• [Exercise task] Report the count of lines containing the word "background" in the entries below, and nothing more.

[Data entries]
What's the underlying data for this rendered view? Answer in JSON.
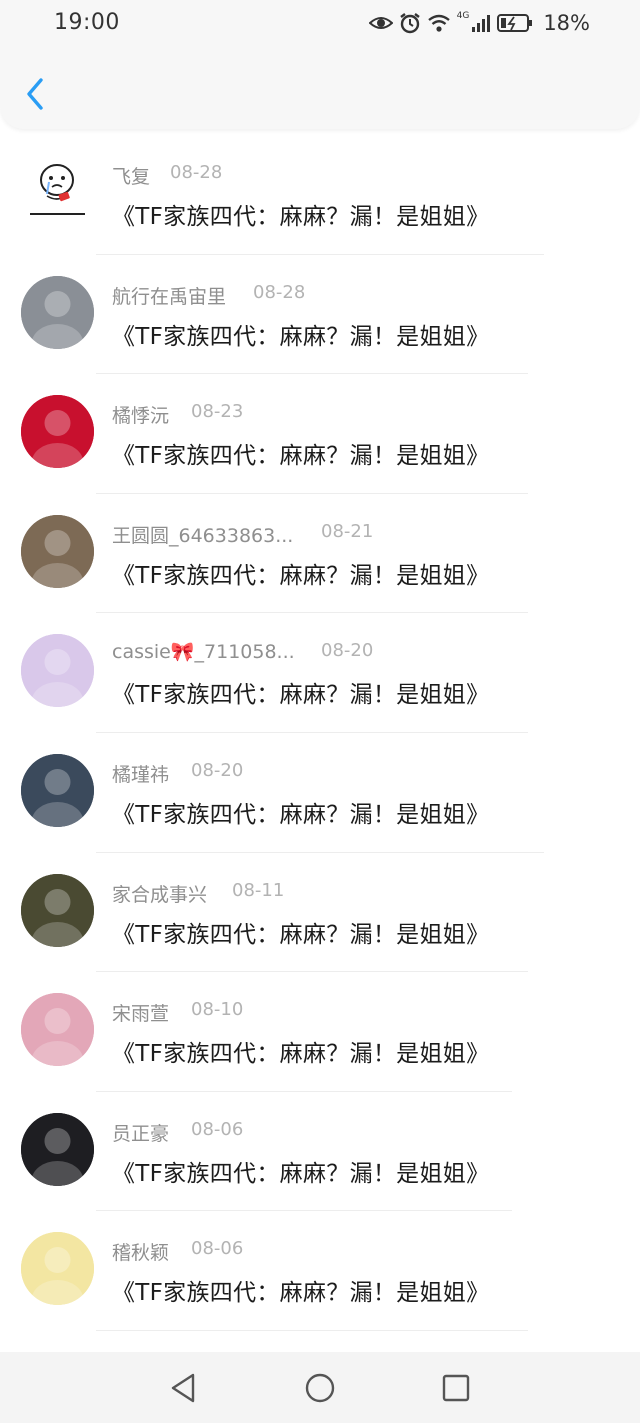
{
  "status_bar": {
    "time": "19:00",
    "network": "4G",
    "battery_percent": "18%",
    "icons": [
      "eye-comfort-icon",
      "alarm-icon",
      "wifi-icon",
      "signal-icon",
      "battery-icon"
    ]
  },
  "nav": {
    "back_icon": "chevron-left-icon"
  },
  "messages": [
    {
      "name": "飞复",
      "date": "08-28",
      "title": "《TF家族四代：麻麻？漏！是姐姐》",
      "avatar_color": "#ffffff"
    },
    {
      "name": "航行在禹宙里",
      "date": "08-28",
      "title": "《TF家族四代：麻麻？漏！是姐姐》",
      "avatar_color": "#8a8f96"
    },
    {
      "name": "橘悸沅",
      "date": "08-23",
      "title": "《TF家族四代：麻麻？漏！是姐姐》",
      "avatar_color": "#c8102e"
    },
    {
      "name": "王圆圆_64633863...",
      "date": "08-21",
      "title": "《TF家族四代：麻麻？漏！是姐姐》",
      "avatar_color": "#7d6a55"
    },
    {
      "name": "cassie🎀_711058...",
      "date": "08-20",
      "title": "《TF家族四代：麻麻？漏！是姐姐》",
      "avatar_color": "#d9c8ea"
    },
    {
      "name": "橘瑾祎",
      "date": "08-20",
      "title": "《TF家族四代：麻麻？漏！是姐姐》",
      "avatar_color": "#3b4a5c"
    },
    {
      "name": "家合成事兴",
      "date": "08-11",
      "title": "《TF家族四代：麻麻？漏！是姐姐》",
      "avatar_color": "#4a4a32"
    },
    {
      "name": "宋雨萱",
      "date": "08-10",
      "title": "《TF家族四代：麻麻？漏！是姐姐》",
      "avatar_color": "#e3a7b8"
    },
    {
      "name": "员正豪",
      "date": "08-06",
      "title": "《TF家族四代：麻麻？漏！是姐姐》",
      "avatar_color": "#1e1e22"
    },
    {
      "name": "稽秋颖",
      "date": "08-06",
      "title": "《TF家族四代：麻麻？漏！是姐姐》",
      "avatar_color": "#f3e6a2"
    }
  ],
  "system_nav": {
    "back_icon": "triangle-back-icon",
    "home_icon": "circle-home-icon",
    "recents_icon": "square-recents-icon"
  }
}
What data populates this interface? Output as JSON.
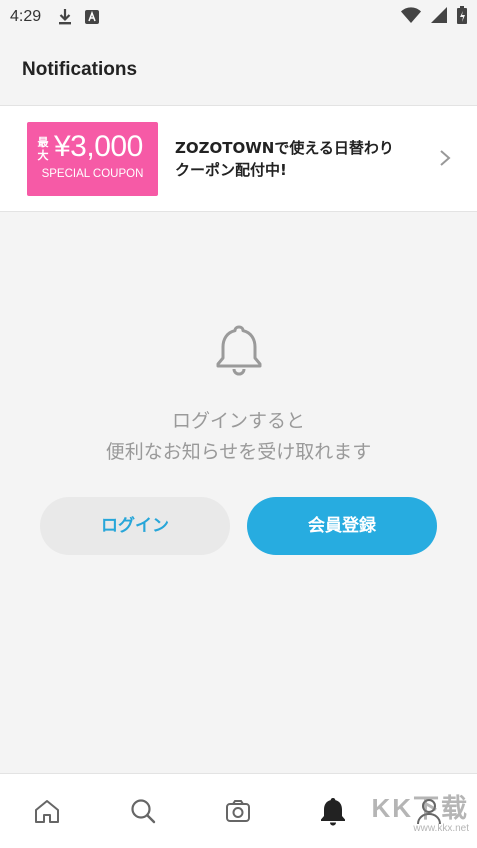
{
  "status_bar": {
    "time": "4:29"
  },
  "header": {
    "title": "Notifications"
  },
  "banner": {
    "coupon_prefix": "最大",
    "coupon_amount": "¥3,000",
    "coupon_subtitle": "SPECIAL COUPON",
    "text_line1": "ZOZOTOWNで使える日替わり",
    "text_line2": "クーポン配付中!",
    "colors": {
      "coupon_bg": "#f65aa6"
    }
  },
  "empty_state": {
    "icon": "bell-icon",
    "line1": "ログインすると",
    "line2": "便利なお知らせを受け取れます",
    "login_label": "ログイン",
    "register_label": "会員登録",
    "colors": {
      "accent": "#27ace0"
    }
  },
  "bottom_nav": {
    "items": [
      {
        "icon": "home-icon"
      },
      {
        "icon": "search-icon"
      },
      {
        "icon": "camera-icon"
      },
      {
        "icon": "bell-icon",
        "active": true
      },
      {
        "icon": "profile-icon"
      }
    ]
  },
  "watermark": {
    "text": "KK下载",
    "url": "www.kkx.net"
  }
}
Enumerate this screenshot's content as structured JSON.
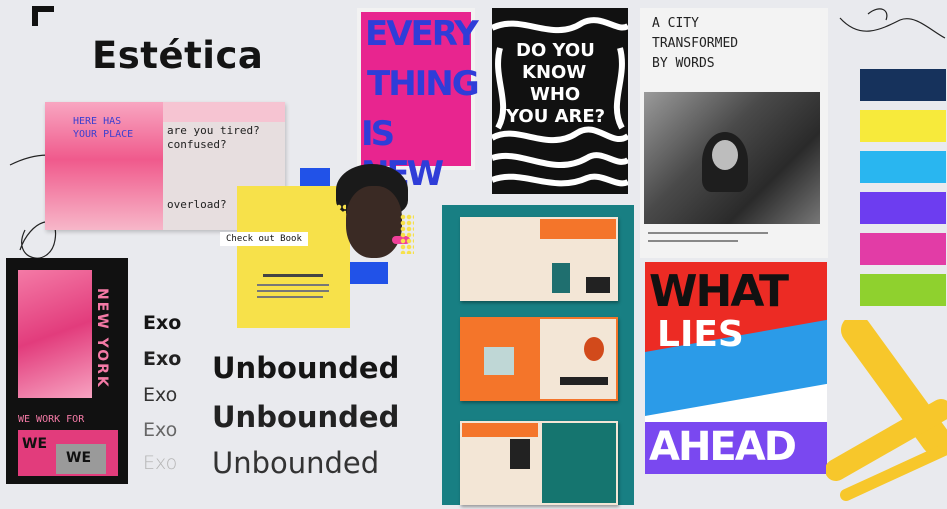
{
  "board": {
    "title": "Estética",
    "background": "#e9eaee"
  },
  "zine": {
    "line1": "are you tired?",
    "line2": "confused?",
    "line3": "overload?",
    "overlay_line1": "HERE HAS",
    "overlay_line2": "YOUR PLACE",
    "accent": "#f05a8c"
  },
  "poster_everything": {
    "line1": "EVERY",
    "line2": "THING",
    "line3": "IS NEW",
    "background": "#e8258f",
    "text_color": "#2f3dd8"
  },
  "poster_who": {
    "line1": "DO YOU",
    "line2": "KNOW",
    "line3": "WHO",
    "line4": "YOU ARE?"
  },
  "city_card": {
    "line1": "A CITY",
    "line2": "TRANSFORMED",
    "line3": "BY WORDS"
  },
  "pink_poster": {
    "vertical_text": "NEW YORK",
    "line1": "WE WORK FOR",
    "line2": "WE",
    "line3": "WE"
  },
  "yellow_flyer": {
    "label": "Check out Book",
    "accent": "#f7e14a"
  },
  "fonts": {
    "exo": [
      "Exo",
      "Exo",
      "Exo",
      "Exo",
      "Exo"
    ],
    "unbounded": [
      "Unbounded",
      "Unbounded",
      "Unbounded"
    ]
  },
  "what_poster": {
    "word1": "WHAT",
    "word2": "LIES",
    "word3": "AHEAD"
  },
  "palette": [
    "#16325c",
    "#f7ea3b",
    "#29b6f0",
    "#6d3df0",
    "#e23ca6",
    "#8fd12e"
  ]
}
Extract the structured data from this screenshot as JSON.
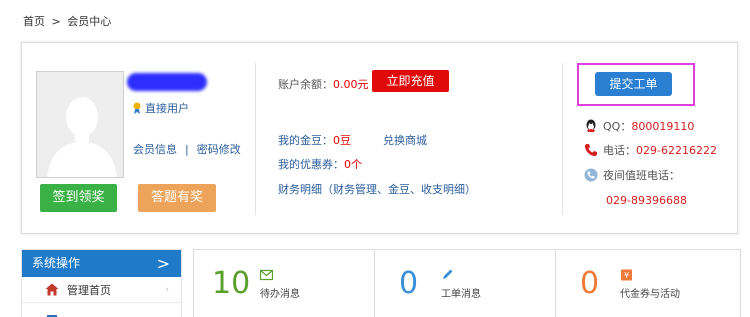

• [Answer for this exercise] 2